_Extracted data entries:_
▽
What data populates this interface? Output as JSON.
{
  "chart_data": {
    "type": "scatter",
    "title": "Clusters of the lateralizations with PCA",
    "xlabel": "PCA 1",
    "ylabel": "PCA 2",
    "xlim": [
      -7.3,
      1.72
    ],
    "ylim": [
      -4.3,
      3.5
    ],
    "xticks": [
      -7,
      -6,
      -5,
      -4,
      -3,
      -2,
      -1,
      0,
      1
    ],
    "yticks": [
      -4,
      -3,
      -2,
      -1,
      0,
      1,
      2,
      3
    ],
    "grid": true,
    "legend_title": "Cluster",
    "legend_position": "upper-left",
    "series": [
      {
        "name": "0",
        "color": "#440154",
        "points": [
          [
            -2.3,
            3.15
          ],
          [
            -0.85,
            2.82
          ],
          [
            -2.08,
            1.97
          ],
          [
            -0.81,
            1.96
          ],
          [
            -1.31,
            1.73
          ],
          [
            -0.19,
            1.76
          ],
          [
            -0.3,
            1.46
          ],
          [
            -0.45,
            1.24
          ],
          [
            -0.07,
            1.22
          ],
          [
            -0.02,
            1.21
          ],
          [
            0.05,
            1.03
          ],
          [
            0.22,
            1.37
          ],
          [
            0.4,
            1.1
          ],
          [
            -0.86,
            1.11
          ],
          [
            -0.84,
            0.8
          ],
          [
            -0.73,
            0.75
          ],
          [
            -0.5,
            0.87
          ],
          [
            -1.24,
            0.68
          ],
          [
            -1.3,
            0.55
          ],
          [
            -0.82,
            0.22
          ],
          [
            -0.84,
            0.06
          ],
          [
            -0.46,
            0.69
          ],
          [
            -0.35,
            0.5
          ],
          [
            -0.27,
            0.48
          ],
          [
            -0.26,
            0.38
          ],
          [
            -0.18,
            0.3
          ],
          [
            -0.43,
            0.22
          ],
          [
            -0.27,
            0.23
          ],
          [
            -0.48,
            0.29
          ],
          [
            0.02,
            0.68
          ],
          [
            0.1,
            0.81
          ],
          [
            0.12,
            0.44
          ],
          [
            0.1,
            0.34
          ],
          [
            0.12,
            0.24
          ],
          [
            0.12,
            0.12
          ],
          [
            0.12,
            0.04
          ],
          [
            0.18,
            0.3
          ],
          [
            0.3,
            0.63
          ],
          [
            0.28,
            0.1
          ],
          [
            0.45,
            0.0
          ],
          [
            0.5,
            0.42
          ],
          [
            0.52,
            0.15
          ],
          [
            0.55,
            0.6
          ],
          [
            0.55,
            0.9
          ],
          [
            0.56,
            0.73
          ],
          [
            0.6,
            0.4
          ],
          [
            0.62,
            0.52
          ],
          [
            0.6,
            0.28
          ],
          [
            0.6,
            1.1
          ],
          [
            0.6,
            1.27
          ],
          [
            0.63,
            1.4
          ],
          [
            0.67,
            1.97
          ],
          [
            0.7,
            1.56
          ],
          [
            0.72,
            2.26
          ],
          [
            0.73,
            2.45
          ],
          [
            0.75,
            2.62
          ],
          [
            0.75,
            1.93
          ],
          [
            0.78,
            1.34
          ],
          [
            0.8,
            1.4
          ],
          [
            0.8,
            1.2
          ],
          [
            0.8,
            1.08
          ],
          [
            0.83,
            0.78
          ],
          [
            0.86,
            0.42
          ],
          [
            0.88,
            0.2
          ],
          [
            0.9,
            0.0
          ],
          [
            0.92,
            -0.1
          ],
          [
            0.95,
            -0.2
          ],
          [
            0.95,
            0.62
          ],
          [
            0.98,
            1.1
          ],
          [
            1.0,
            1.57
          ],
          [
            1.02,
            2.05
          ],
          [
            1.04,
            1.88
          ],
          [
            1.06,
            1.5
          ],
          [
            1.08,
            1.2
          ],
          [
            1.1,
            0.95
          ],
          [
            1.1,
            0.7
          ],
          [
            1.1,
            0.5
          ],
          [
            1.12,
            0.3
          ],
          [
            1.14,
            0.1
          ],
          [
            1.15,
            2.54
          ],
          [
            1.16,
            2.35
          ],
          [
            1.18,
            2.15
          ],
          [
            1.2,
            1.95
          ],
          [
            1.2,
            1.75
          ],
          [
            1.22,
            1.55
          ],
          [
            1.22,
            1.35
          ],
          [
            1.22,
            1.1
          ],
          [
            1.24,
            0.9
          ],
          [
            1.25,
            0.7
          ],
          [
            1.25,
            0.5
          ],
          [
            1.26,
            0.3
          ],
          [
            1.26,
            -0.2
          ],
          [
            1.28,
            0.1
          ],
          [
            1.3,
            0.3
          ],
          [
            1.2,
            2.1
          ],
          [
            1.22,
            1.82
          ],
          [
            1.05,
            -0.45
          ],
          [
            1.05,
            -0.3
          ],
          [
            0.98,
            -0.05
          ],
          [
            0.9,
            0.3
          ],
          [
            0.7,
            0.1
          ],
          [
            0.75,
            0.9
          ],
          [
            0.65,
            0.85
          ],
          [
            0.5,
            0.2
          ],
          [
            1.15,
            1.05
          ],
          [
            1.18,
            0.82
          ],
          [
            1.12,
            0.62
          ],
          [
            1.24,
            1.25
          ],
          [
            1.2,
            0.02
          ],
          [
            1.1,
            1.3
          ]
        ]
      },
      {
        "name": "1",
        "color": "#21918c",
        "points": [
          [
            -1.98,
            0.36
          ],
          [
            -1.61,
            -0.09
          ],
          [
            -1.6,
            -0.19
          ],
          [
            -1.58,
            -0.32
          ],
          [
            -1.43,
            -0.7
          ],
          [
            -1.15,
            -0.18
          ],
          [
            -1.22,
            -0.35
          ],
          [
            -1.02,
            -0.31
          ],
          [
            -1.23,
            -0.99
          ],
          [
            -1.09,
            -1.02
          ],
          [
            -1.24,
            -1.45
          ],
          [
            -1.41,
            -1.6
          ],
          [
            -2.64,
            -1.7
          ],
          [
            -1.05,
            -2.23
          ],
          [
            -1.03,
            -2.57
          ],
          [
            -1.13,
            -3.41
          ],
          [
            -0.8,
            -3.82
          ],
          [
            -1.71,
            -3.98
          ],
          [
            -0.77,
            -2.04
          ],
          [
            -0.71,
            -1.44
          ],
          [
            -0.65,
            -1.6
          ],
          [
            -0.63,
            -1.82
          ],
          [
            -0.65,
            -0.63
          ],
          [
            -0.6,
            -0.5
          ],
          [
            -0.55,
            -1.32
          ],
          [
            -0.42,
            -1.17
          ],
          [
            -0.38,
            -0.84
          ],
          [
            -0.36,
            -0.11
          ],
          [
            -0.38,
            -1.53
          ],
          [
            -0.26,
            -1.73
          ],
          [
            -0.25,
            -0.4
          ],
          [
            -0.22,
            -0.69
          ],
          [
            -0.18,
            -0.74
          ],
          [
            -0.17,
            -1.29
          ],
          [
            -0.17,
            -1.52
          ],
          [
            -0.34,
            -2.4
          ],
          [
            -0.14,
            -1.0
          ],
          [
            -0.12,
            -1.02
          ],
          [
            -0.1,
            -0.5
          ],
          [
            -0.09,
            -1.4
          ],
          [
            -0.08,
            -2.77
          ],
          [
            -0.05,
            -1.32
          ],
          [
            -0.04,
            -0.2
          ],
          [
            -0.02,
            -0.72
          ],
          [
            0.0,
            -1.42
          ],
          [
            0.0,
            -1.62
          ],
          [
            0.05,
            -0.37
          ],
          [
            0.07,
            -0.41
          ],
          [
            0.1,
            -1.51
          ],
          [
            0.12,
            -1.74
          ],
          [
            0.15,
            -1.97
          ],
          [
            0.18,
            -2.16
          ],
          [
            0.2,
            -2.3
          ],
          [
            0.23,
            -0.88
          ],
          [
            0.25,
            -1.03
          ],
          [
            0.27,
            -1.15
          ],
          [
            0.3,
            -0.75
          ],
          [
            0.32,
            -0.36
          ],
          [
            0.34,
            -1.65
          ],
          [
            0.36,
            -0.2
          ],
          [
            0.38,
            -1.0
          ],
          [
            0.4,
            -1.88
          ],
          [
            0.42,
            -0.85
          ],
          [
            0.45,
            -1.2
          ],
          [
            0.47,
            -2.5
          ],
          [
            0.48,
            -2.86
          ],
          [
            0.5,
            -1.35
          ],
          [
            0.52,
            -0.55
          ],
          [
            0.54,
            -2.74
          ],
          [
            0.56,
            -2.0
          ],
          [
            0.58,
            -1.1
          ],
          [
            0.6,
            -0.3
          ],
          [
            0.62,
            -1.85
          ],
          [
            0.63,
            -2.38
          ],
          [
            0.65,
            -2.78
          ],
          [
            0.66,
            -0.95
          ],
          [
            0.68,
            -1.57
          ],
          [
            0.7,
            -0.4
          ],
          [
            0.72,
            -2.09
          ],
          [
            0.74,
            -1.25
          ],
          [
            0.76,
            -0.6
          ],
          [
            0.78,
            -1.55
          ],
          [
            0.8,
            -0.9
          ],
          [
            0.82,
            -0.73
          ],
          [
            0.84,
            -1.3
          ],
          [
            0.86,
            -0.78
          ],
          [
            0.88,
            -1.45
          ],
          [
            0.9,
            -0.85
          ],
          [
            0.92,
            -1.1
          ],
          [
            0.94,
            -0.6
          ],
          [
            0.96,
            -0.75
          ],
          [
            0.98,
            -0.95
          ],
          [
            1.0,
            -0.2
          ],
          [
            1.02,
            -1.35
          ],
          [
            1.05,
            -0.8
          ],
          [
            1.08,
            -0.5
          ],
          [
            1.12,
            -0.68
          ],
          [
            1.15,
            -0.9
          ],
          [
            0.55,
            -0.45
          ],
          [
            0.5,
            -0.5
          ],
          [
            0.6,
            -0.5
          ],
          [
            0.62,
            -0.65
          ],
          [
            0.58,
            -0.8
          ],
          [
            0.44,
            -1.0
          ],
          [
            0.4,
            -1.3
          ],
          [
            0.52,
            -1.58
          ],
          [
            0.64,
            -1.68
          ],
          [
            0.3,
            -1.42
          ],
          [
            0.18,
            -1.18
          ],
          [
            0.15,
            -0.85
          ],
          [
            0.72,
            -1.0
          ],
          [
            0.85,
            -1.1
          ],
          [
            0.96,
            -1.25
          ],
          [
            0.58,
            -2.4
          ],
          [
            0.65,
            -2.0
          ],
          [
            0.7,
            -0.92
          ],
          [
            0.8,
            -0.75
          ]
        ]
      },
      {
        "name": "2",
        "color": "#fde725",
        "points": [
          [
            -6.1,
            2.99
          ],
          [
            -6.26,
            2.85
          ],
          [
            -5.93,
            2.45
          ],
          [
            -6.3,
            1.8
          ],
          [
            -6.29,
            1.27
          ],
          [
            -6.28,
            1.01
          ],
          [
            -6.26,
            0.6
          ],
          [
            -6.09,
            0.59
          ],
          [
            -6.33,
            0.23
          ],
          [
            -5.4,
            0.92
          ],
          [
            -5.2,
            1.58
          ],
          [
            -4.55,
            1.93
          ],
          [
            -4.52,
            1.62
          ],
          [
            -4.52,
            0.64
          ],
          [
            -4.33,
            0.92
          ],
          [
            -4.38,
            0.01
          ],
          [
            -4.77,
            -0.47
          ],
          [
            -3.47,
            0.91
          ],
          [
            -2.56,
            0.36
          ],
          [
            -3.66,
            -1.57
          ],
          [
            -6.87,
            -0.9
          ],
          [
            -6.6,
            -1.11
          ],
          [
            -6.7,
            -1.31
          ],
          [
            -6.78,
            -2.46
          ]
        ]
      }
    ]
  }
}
△
_Problem details:_ Gather each line of the records holding the string "color".

_Output for this exercise:_
        "color": "#440154",
        "color": "#21918c",
        "color": "#fde725",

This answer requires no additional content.